검토할 본문:
▶
즉 DeepSeek-OCR은 단순 문자 추출만이 아니라 document-to-Markdown, figure parsing, grounding까지 염두에 둔 VLM 인터페이스를 가진다.
배포 관점에서는 vLLM 지원이 큰 신호다.
공식 README는 2025년 10월 23일 upstream vLLM 지원을 공지하고, PDF inference에서 A100-40G 기준 약 2500 tokens/s concurrency를 언급한다. arXiv 초록도 production에서 단일 A100-40G로 하루 20만 페이지 이상의 LLM/VLM training data를 생성할 수 있다고 주장한다.
이 수치는 독립 벤치마크라기보다 DeepSeek 측 reported number지만, 모델이 연구 toy가 아니라 대량 문서 처리 파이프라인을 의식하고 설계됐다는 점은 분명하다.
실무 관점에서의 해석
내가 보기에 DeepSeek-OCR의 핵심은 “OCR 정확도”보다 문서 정보를 어떤 token budget으로 보존할 것인가에 있다.
기존 문서 파이프라인은 보통 PDF/image → OCR text → chunk → embedding/RAG로 흐른다.
이 구조에서는 OCR 단계가 한 번 텍스트를 펼치는 순간, 시각적 레이아웃은 별도 metadata가 되고 token 길이는 다시 LLM 비용으로 돌아온다.
DeepSeek-OCR은 이 순서를 조금 바꾼다.
문서를 가능한 한 오래 optical representation으로 유지하고, vision encoder가 압축한 표현을 decoder가 필요한 형태로 복원한다.
이 방식은 특히 표, 스캔 문서, 논문 PDF, 오래된 문서, UI screenshot, agent memory처럼 레이아웃과 텍스트가 동시에 중요한 곳에서 매력적이다.
실제로 최근 OCR-Memory 같은 agent memory 연구도 DeepSeek-OCR 3B를 기반 모델로 사용해 long-horizon trajectory를 시각적으로 저장하고 검색하는 방향을 실험한다.
동시에 과대해석은 피해야 한다.
◀
(추출된 줄)
▶
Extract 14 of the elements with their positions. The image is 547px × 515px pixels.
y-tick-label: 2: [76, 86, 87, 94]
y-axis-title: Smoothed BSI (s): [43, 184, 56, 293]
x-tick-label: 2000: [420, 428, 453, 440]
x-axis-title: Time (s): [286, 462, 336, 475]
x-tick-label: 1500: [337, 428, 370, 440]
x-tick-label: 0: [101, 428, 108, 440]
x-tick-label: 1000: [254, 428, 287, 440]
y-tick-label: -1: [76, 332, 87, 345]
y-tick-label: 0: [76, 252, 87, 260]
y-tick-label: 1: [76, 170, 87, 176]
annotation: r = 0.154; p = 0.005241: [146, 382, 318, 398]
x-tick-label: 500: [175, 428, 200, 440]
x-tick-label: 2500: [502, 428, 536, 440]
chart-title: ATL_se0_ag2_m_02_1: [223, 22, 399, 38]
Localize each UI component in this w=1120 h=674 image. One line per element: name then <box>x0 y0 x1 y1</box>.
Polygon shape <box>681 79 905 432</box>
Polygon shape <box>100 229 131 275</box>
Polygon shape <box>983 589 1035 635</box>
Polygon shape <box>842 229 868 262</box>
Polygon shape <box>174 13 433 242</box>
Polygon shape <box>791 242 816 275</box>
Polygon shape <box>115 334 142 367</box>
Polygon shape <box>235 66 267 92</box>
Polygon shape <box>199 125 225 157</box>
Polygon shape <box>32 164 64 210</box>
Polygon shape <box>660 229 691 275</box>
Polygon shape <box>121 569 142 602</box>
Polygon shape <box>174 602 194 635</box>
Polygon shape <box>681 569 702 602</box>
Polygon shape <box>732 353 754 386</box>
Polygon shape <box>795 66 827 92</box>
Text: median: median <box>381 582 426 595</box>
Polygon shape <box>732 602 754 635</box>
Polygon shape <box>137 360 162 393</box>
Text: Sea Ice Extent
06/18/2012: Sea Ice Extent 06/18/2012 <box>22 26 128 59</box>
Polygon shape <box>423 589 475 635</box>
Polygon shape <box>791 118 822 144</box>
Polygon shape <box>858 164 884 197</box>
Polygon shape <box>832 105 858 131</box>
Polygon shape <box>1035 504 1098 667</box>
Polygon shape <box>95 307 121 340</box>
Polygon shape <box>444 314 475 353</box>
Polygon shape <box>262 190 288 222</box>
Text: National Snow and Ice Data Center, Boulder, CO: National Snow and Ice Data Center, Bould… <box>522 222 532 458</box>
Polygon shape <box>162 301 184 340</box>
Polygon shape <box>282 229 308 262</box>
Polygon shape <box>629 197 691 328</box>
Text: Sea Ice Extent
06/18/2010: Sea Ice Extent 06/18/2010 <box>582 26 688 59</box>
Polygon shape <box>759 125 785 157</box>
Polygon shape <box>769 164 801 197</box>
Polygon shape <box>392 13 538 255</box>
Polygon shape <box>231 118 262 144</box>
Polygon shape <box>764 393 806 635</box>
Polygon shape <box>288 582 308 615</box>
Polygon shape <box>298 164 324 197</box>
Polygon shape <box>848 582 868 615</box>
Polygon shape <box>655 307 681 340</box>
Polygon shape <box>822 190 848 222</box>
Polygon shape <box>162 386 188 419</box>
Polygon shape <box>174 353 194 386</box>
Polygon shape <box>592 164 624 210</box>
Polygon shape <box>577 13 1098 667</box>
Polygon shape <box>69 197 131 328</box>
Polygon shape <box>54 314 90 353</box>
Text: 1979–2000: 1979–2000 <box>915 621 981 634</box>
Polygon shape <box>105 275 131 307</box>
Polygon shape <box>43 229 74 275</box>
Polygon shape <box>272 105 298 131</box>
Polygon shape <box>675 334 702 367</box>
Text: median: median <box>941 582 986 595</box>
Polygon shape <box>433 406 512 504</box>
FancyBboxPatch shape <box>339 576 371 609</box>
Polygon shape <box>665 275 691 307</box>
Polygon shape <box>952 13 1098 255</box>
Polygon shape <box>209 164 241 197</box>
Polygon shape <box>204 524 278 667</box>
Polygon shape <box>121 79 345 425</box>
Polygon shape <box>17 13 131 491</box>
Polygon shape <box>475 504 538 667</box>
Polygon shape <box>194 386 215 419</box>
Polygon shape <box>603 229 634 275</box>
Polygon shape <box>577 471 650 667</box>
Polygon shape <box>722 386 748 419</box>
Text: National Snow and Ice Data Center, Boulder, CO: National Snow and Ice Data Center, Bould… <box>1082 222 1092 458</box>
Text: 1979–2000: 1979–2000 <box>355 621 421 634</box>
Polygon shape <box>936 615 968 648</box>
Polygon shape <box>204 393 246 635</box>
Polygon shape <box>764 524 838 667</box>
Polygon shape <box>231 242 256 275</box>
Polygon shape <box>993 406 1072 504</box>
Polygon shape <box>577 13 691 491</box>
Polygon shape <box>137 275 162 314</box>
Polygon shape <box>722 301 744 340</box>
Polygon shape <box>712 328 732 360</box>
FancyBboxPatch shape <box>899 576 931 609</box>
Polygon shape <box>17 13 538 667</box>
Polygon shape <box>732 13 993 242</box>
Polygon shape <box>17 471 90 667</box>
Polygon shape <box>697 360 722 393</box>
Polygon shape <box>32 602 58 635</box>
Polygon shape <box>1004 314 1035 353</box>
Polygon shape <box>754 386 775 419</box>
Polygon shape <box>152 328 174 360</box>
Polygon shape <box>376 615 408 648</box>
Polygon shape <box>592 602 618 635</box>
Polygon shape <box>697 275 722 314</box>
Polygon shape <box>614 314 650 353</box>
◀
문제 1:
DeepSeek-OCR에 관한 본문에서 "이 구조에서는 OCR" 문구가 들어간 곳부터 "과대해석은 피해야 한다." 문구로 끝나는 곳까지 그대로 베껴 쓰세요.
문제 2:
DeepSeek-OCR에 관한 본문에서 레이아웃과 텍스트가 동시에 중요해 이 방식이 특히 매력적이라고 든 곳을 모두 나열하세요.
이 줄들은 본문과 관련이 없다.

답안 1:
이 구조에서는 OCR 단계가 한 번 텍스트를 펼치는 순간, 시각적 레이아웃은 별도 metadata가 되고 token 길이는 다시 LLM 비용으로 돌아온다.
DeepSeek-OCR은 이 순서를 조금 바꾼다.
문서를 가능한 한 오래 optical representation으로 유지하고, vision encoder가 압축한 표현을 decoder가 필요한 형태로 복원한다.
이 방식은 특히 표, 스캔 문서, 논문 PDF, 오래된 문서, UI screenshot, agent memory처럼 레이아웃과 텍스트가 동시에 중요한 곳에서 매력적이다.
실제로 최근 OCR-Memory 같은 agent memory 연구도 DeepSeek-OCR 3B를 기반 모델로 사용해 long-horizon trajectory를 시각적으로 저장하고 검색하는 방향을 실험한다.
동시에 과대해석은 피해야 한다.

답안 2:
- 표
- 스캔 문서
- 논문 PDF
- 오래된 문서
- UI screenshot
- agent memory